** BEGIN Available records **
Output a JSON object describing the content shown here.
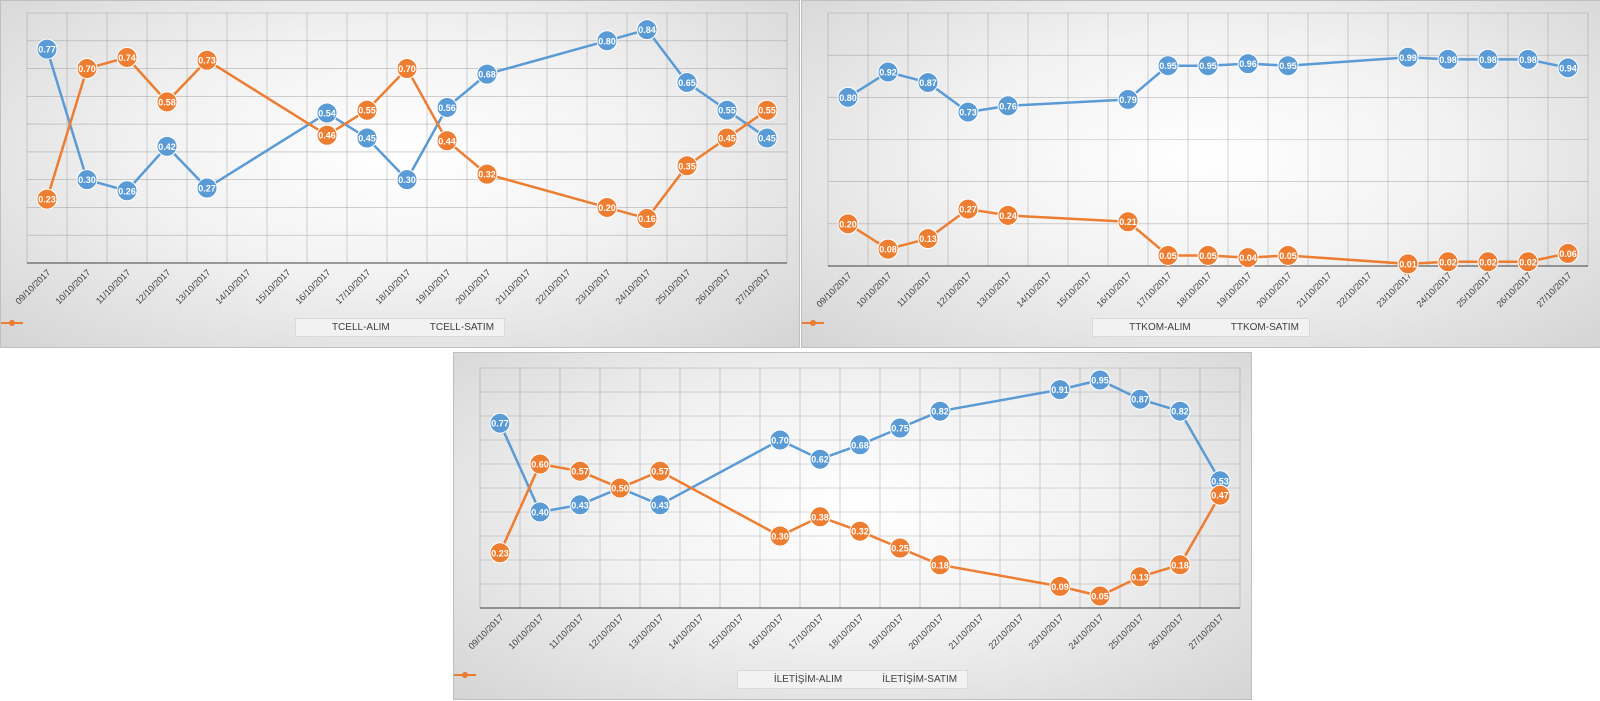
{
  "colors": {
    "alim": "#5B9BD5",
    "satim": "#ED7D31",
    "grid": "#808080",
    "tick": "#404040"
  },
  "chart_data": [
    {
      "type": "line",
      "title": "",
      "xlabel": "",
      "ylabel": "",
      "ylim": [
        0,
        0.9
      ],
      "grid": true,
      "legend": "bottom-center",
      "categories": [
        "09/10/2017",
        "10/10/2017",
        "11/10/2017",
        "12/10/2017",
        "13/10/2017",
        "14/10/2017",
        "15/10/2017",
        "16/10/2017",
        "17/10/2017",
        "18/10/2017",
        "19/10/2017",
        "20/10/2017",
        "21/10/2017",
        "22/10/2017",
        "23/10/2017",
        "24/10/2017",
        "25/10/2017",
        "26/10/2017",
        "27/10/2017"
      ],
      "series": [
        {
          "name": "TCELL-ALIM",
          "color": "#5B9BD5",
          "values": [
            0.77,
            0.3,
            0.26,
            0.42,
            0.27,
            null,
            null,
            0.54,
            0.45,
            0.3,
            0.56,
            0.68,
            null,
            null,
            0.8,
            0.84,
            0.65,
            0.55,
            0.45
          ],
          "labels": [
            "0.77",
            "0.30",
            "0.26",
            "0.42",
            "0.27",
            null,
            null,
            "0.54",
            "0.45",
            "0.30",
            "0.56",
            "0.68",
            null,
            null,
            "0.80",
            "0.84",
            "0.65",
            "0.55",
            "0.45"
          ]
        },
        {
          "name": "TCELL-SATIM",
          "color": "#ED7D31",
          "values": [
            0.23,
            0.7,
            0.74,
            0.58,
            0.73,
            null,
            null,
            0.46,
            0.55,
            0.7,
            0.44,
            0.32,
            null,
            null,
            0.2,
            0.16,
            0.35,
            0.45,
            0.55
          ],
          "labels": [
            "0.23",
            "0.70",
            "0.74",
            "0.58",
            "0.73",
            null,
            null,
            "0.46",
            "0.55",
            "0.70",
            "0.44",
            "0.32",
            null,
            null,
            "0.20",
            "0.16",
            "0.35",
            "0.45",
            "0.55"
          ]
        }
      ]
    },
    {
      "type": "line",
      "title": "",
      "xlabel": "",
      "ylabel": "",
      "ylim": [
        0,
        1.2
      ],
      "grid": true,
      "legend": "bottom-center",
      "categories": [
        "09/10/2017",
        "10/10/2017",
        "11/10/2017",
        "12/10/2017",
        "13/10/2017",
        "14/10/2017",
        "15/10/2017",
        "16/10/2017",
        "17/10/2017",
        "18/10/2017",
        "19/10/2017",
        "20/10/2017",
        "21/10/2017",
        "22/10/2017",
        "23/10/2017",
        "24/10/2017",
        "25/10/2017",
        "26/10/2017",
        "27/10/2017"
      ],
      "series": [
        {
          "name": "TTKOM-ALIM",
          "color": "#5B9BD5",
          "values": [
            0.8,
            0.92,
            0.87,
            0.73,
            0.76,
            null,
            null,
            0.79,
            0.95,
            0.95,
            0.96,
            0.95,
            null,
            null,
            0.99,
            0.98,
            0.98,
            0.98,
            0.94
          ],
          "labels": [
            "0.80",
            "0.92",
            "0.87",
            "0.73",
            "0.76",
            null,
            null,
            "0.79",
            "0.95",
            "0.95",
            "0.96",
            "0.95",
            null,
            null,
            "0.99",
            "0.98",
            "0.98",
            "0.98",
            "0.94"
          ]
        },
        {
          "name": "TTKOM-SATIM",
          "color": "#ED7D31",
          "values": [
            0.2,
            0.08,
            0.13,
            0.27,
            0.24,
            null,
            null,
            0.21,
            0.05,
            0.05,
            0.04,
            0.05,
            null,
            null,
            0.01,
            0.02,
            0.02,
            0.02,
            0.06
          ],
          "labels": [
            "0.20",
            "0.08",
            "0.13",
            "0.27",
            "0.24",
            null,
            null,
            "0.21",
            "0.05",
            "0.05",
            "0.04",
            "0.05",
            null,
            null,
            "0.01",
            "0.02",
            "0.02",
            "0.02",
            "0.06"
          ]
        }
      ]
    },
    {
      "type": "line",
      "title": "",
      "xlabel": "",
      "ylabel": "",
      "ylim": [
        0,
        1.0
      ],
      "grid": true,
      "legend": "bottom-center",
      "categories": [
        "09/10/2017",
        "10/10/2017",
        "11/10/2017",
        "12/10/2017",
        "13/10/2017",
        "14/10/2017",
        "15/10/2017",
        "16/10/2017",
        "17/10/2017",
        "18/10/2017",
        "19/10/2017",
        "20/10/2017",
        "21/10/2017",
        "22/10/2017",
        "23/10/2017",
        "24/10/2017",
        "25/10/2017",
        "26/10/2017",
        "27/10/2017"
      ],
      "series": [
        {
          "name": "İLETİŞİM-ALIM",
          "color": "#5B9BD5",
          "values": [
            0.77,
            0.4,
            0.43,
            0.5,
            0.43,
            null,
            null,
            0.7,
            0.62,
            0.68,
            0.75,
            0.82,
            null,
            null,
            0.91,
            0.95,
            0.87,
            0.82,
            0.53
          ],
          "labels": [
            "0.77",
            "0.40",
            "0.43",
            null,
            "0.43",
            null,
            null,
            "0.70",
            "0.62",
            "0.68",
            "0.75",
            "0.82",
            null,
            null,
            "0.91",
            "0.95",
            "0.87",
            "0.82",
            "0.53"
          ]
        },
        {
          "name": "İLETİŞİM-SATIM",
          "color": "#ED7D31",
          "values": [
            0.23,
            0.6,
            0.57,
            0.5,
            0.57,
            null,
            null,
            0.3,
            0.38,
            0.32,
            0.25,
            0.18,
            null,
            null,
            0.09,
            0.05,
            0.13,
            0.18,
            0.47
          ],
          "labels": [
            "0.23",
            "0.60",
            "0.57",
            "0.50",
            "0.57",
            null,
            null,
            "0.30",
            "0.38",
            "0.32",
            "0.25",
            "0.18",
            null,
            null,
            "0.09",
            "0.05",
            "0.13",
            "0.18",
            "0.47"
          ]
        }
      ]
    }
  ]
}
** END Available records **
- **Short task**
Transcribe each entry above exactly, apart from the pictures.

- **Result of the task**
Output a JSON object describing the content shown here.
{
  "colors": {
    "alim": "#5B9BD5",
    "satim": "#ED7D31",
    "grid": "#808080",
    "tick": "#404040"
  },
  "chart_data": [
    {
      "type": "line",
      "title": "",
      "xlabel": "",
      "ylabel": "",
      "ylim": [
        0,
        0.9
      ],
      "grid": true,
      "legend": "bottom-center",
      "categories": [
        "09/10/2017",
        "10/10/2017",
        "11/10/2017",
        "12/10/2017",
        "13/10/2017",
        "14/10/2017",
        "15/10/2017",
        "16/10/2017",
        "17/10/2017",
        "18/10/2017",
        "19/10/2017",
        "20/10/2017",
        "21/10/2017",
        "22/10/2017",
        "23/10/2017",
        "24/10/2017",
        "25/10/2017",
        "26/10/2017",
        "27/10/2017"
      ],
      "series": [
        {
          "name": "TCELL-ALIM",
          "color": "#5B9BD5",
          "values": [
            0.77,
            0.3,
            0.26,
            0.42,
            0.27,
            null,
            null,
            0.54,
            0.45,
            0.3,
            0.56,
            0.68,
            null,
            null,
            0.8,
            0.84,
            0.65,
            0.55,
            0.45
          ],
          "labels": [
            "0.77",
            "0.30",
            "0.26",
            "0.42",
            "0.27",
            null,
            null,
            "0.54",
            "0.45",
            "0.30",
            "0.56",
            "0.68",
            null,
            null,
            "0.80",
            "0.84",
            "0.65",
            "0.55",
            "0.45"
          ]
        },
        {
          "name": "TCELL-SATIM",
          "color": "#ED7D31",
          "values": [
            0.23,
            0.7,
            0.74,
            0.58,
            0.73,
            null,
            null,
            0.46,
            0.55,
            0.7,
            0.44,
            0.32,
            null,
            null,
            0.2,
            0.16,
            0.35,
            0.45,
            0.55
          ],
          "labels": [
            "0.23",
            "0.70",
            "0.74",
            "0.58",
            "0.73",
            null,
            null,
            "0.46",
            "0.55",
            "0.70",
            "0.44",
            "0.32",
            null,
            null,
            "0.20",
            "0.16",
            "0.35",
            "0.45",
            "0.55"
          ]
        }
      ]
    },
    {
      "type": "line",
      "title": "",
      "xlabel": "",
      "ylabel": "",
      "ylim": [
        0,
        1.2
      ],
      "grid": true,
      "legend": "bottom-center",
      "categories": [
        "09/10/2017",
        "10/10/2017",
        "11/10/2017",
        "12/10/2017",
        "13/10/2017",
        "14/10/2017",
        "15/10/2017",
        "16/10/2017",
        "17/10/2017",
        "18/10/2017",
        "19/10/2017",
        "20/10/2017",
        "21/10/2017",
        "22/10/2017",
        "23/10/2017",
        "24/10/2017",
        "25/10/2017",
        "26/10/2017",
        "27/10/2017"
      ],
      "series": [
        {
          "name": "TTKOM-ALIM",
          "color": "#5B9BD5",
          "values": [
            0.8,
            0.92,
            0.87,
            0.73,
            0.76,
            null,
            null,
            0.79,
            0.95,
            0.95,
            0.96,
            0.95,
            null,
            null,
            0.99,
            0.98,
            0.98,
            0.98,
            0.94
          ],
          "labels": [
            "0.80",
            "0.92",
            "0.87",
            "0.73",
            "0.76",
            null,
            null,
            "0.79",
            "0.95",
            "0.95",
            "0.96",
            "0.95",
            null,
            null,
            "0.99",
            "0.98",
            "0.98",
            "0.98",
            "0.94"
          ]
        },
        {
          "name": "TTKOM-SATIM",
          "color": "#ED7D31",
          "values": [
            0.2,
            0.08,
            0.13,
            0.27,
            0.24,
            null,
            null,
            0.21,
            0.05,
            0.05,
            0.04,
            0.05,
            null,
            null,
            0.01,
            0.02,
            0.02,
            0.02,
            0.06
          ],
          "labels": [
            "0.20",
            "0.08",
            "0.13",
            "0.27",
            "0.24",
            null,
            null,
            "0.21",
            "0.05",
            "0.05",
            "0.04",
            "0.05",
            null,
            null,
            "0.01",
            "0.02",
            "0.02",
            "0.02",
            "0.06"
          ]
        }
      ]
    },
    {
      "type": "line",
      "title": "",
      "xlabel": "",
      "ylabel": "",
      "ylim": [
        0,
        1.0
      ],
      "grid": true,
      "legend": "bottom-center",
      "categories": [
        "09/10/2017",
        "10/10/2017",
        "11/10/2017",
        "12/10/2017",
        "13/10/2017",
        "14/10/2017",
        "15/10/2017",
        "16/10/2017",
        "17/10/2017",
        "18/10/2017",
        "19/10/2017",
        "20/10/2017",
        "21/10/2017",
        "22/10/2017",
        "23/10/2017",
        "24/10/2017",
        "25/10/2017",
        "26/10/2017",
        "27/10/2017"
      ],
      "series": [
        {
          "name": "İLETİŞİM-ALIM",
          "color": "#5B9BD5",
          "values": [
            0.77,
            0.4,
            0.43,
            0.5,
            0.43,
            null,
            null,
            0.7,
            0.62,
            0.68,
            0.75,
            0.82,
            null,
            null,
            0.91,
            0.95,
            0.87,
            0.82,
            0.53
          ],
          "labels": [
            "0.77",
            "0.40",
            "0.43",
            null,
            "0.43",
            null,
            null,
            "0.70",
            "0.62",
            "0.68",
            "0.75",
            "0.82",
            null,
            null,
            "0.91",
            "0.95",
            "0.87",
            "0.82",
            "0.53"
          ]
        },
        {
          "name": "İLETİŞİM-SATIM",
          "color": "#ED7D31",
          "values": [
            0.23,
            0.6,
            0.57,
            0.5,
            0.57,
            null,
            null,
            0.3,
            0.38,
            0.32,
            0.25,
            0.18,
            null,
            null,
            0.09,
            0.05,
            0.13,
            0.18,
            0.47
          ],
          "labels": [
            "0.23",
            "0.60",
            "0.57",
            "0.50",
            "0.57",
            null,
            null,
            "0.30",
            "0.38",
            "0.32",
            "0.25",
            "0.18",
            null,
            null,
            "0.09",
            "0.05",
            "0.13",
            "0.18",
            "0.47"
          ]
        }
      ]
    }
  ]
}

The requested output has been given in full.